• _Input_

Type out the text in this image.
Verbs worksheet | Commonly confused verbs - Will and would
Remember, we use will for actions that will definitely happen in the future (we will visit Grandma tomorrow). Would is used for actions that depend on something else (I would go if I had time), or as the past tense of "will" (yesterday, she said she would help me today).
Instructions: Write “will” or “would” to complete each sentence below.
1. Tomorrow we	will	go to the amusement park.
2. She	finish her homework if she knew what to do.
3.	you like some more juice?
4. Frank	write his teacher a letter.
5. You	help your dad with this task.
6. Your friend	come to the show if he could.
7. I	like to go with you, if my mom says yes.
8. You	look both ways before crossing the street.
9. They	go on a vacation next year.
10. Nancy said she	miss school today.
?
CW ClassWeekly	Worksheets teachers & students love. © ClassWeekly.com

• _Task objective_
Extract every record and return it verbatim.

• _Solution to the problem_
Type out the text in this image.
Verbs worksheet | Commonly confused verbs - Will and would
Remember, we use will for actions that will definitely happen in the future (we will visit Grandma tomorrow). Would is used for actions that depend on something else (I would go if I had time), or as the past tense of "will" (yesterday, she said she would help me today).
Instructions: Write “will” or “would” to complete each sentence below.
1. Tomorrow we	will	go to the amusement park.
2. She	finish her homework if she knew what to do.
3.	you like some more juice?
4. Frank	write his teacher a letter.
5. You	help your dad with this task.
6. Your friend	come to the show if he could.
7. I	like to go with you, if my mom says yes.
8. You	look both ways before crossing the street.
9. They	go on a vacation next year.
10. Nancy said she	miss school today.
?
CW ClassWeekly	Worksheets teachers & students love. © ClassWeekly.com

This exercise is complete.